▸ **EXERCISE INSTRUCTIONS**
Extract every entry word for word. Skip the pictures.

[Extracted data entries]
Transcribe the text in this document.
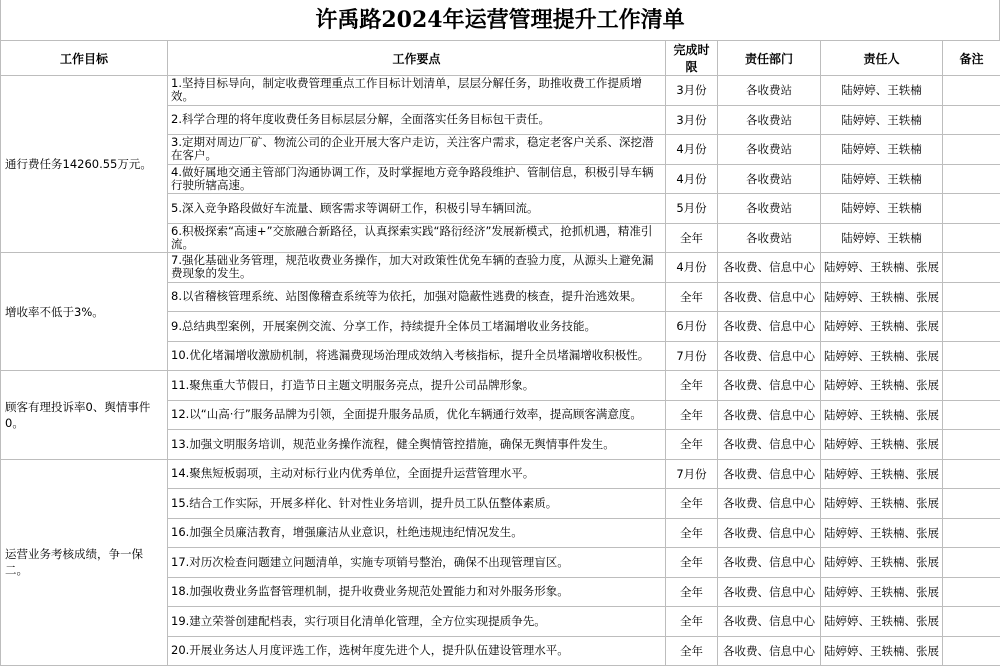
许禹路2024年运营管理提升工作清单
工作目标	工作要点	完成时限	责任部门	责任人	备注
通行费任务14260.55万元。	1.坚持目标导向，制定收费管理重点工作目标计划清单，层层分解任务，助推收费工作提质增效。	3月份	各收费站	陆婷婷、王轶楠	
	2.科学合理的将年度收费任务目标层层分解，全面落实任务目标包干责任。	3月份	各收费站	陆婷婷、王轶楠	
	3.定期对周边厂矿、物流公司的企业开展大客户走访，关注客户需求，稳定老客户关系、深挖潜在客户。	4月份	各收费站	陆婷婷、王轶楠	
	4.做好属地交通主管部门沟通协调工作，及时掌握地方竞争路段维护、管制信息，积极引导车辆行驶所辖高速。	4月份	各收费站	陆婷婷、王轶楠	
	5.深入竞争路段做好车流量、顾客需求等调研工作，积极引导车辆回流。	5月份	各收费站	陆婷婷、王轶楠	
	6.积极探索“高速+”交旅融合新路径，认真探索实践“路衍经济”发展新模式，抢抓机遇，精准引流。	全年	各收费站	陆婷婷、王轶楠	
增收率不低于3%。	7.强化基础业务管理，规范收费业务操作，加大对政策性优免车辆的查验力度，从源头上避免漏费现象的发生。	4月份	各收费、信息中心	陆婷婷、王轶楠、张展	
	8.以省稽核管理系统、站图像稽查系统等为依托，加强对隐蔽性逃费的核查，提升治逃效果。	全年	各收费、信息中心	陆婷婷、王轶楠、张展	
	9.总结典型案例，开展案例交流、分享工作，持续提升全体员工堵漏增收业务技能。	6月份	各收费、信息中心	陆婷婷、王轶楠、张展	
	10.优化堵漏增收激励机制，将逃漏费现场治理成效纳入考核指标，提升全员堵漏增收积极性。	7月份	各收费、信息中心	陆婷婷、王轶楠、张展	
顾客有理投诉率0、舆情事件0。	11.聚焦重大节假日，打造节日主题文明服务亮点，提升公司品牌形象。	全年	各收费、信息中心	陆婷婷、王轶楠、张展	
	12.以“山高·行”服务品牌为引领，全面提升服务品质，优化车辆通行效率，提高顾客满意度。	全年	各收费、信息中心	陆婷婷、王轶楠、张展	
	13.加强文明服务培训，规范业务操作流程，健全舆情管控措施，确保无舆情事件发生。	全年	各收费、信息中心	陆婷婷、王轶楠、张展	
运营业务考核成绩，争一保二。	14.聚焦短板弱项，主动对标行业内优秀单位，全面提升运营管理水平。	7月份	各收费、信息中心	陆婷婷、王轶楠、张展	
	15.结合工作实际，开展多样化、针对性业务培训，提升员工队伍整体素质。	全年	各收费、信息中心	陆婷婷、王轶楠、张展	
	16.加强全员廉洁教育，增强廉洁从业意识，杜绝违规违纪情况发生。	全年	各收费、信息中心	陆婷婷、王轶楠、张展	
	17.对历次检查问题建立问题清单，实施专项销号整治，确保不出现管理盲区。	全年	各收费、信息中心	陆婷婷、王轶楠、张展	
	18.加强收费业务监督管理机制，提升收费业务规范处置能力和对外服务形象。	全年	各收费、信息中心	陆婷婷、王轶楠、张展	
	19.建立荣誉创建配档表，实行项目化清单化管理，全方位实现提质争先。	全年	各收费、信息中心	陆婷婷、王轶楠、张展	
	20.开展业务达人月度评选工作，选树年度先进个人，提升队伍建设管理水平。	全年	各收费、信息中心	陆婷婷、王轶楠、张展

▸ **FULL RESPONSE**
Transcribe the text in this document.
许禹路2024年运营管理提升工作清单
工作目标	工作要点	完成时限	责任部门	责任人	备注
通行费任务14260.55万元。	1.坚持目标导向，制定收费管理重点工作目标计划清单，层层分解任务，助推收费工作提质增效。	3月份	各收费站	陆婷婷、王轶楠	
	2.科学合理的将年度收费任务目标层层分解，全面落实任务目标包干责任。	3月份	各收费站	陆婷婷、王轶楠	
	3.定期对周边厂矿、物流公司的企业开展大客户走访，关注客户需求，稳定老客户关系、深挖潜在客户。	4月份	各收费站	陆婷婷、王轶楠	
	4.做好属地交通主管部门沟通协调工作，及时掌握地方竞争路段维护、管制信息，积极引导车辆行驶所辖高速。	4月份	各收费站	陆婷婷、王轶楠	
	5.深入竞争路段做好车流量、顾客需求等调研工作，积极引导车辆回流。	5月份	各收费站	陆婷婷、王轶楠	
	6.积极探索“高速+”交旅融合新路径，认真探索实践“路衍经济”发展新模式，抢抓机遇，精准引流。	全年	各收费站	陆婷婷、王轶楠	
增收率不低于3%。	7.强化基础业务管理，规范收费业务操作，加大对政策性优免车辆的查验力度，从源头上避免漏费现象的发生。	4月份	各收费、信息中心	陆婷婷、王轶楠、张展	
	8.以省稽核管理系统、站图像稽查系统等为依托，加强对隐蔽性逃费的核查，提升治逃效果。	全年	各收费、信息中心	陆婷婷、王轶楠、张展	
	9.总结典型案例，开展案例交流、分享工作，持续提升全体员工堵漏增收业务技能。	6月份	各收费、信息中心	陆婷婷、王轶楠、张展	
	10.优化堵漏增收激励机制，将逃漏费现场治理成效纳入考核指标，提升全员堵漏增收积极性。	7月份	各收费、信息中心	陆婷婷、王轶楠、张展	
顾客有理投诉率0、舆情事件0。	11.聚焦重大节假日，打造节日主题文明服务亮点，提升公司品牌形象。	全年	各收费、信息中心	陆婷婷、王轶楠、张展	
	12.以“山高·行”服务品牌为引领，全面提升服务品质，优化车辆通行效率，提高顾客满意度。	全年	各收费、信息中心	陆婷婷、王轶楠、张展	
	13.加强文明服务培训，规范业务操作流程，健全舆情管控措施，确保无舆情事件发生。	全年	各收费、信息中心	陆婷婷、王轶楠、张展	
运营业务考核成绩，争一保二。	14.聚焦短板弱项，主动对标行业内优秀单位，全面提升运营管理水平。	7月份	各收费、信息中心	陆婷婷、王轶楠、张展	
	15.结合工作实际，开展多样化、针对性业务培训，提升员工队伍整体素质。	全年	各收费、信息中心	陆婷婷、王轶楠、张展	
	16.加强全员廉洁教育，增强廉洁从业意识，杜绝违规违纪情况发生。	全年	各收费、信息中心	陆婷婷、王轶楠、张展	
	17.对历次检查问题建立问题清单，实施专项销号整治，确保不出现管理盲区。	全年	各收费、信息中心	陆婷婷、王轶楠、张展	
	18.加强收费业务监督管理机制，提升收费业务规范处置能力和对外服务形象。	全年	各收费、信息中心	陆婷婷、王轶楠、张展	
	19.建立荣誉创建配档表，实行项目化清单化管理，全方位实现提质争先。	全年	各收费、信息中心	陆婷婷、王轶楠、张展	
	20.开展业务达人月度评选工作，选树年度先进个人，提升队伍建设管理水平。	全年	各收费、信息中心	陆婷婷、王轶楠、张展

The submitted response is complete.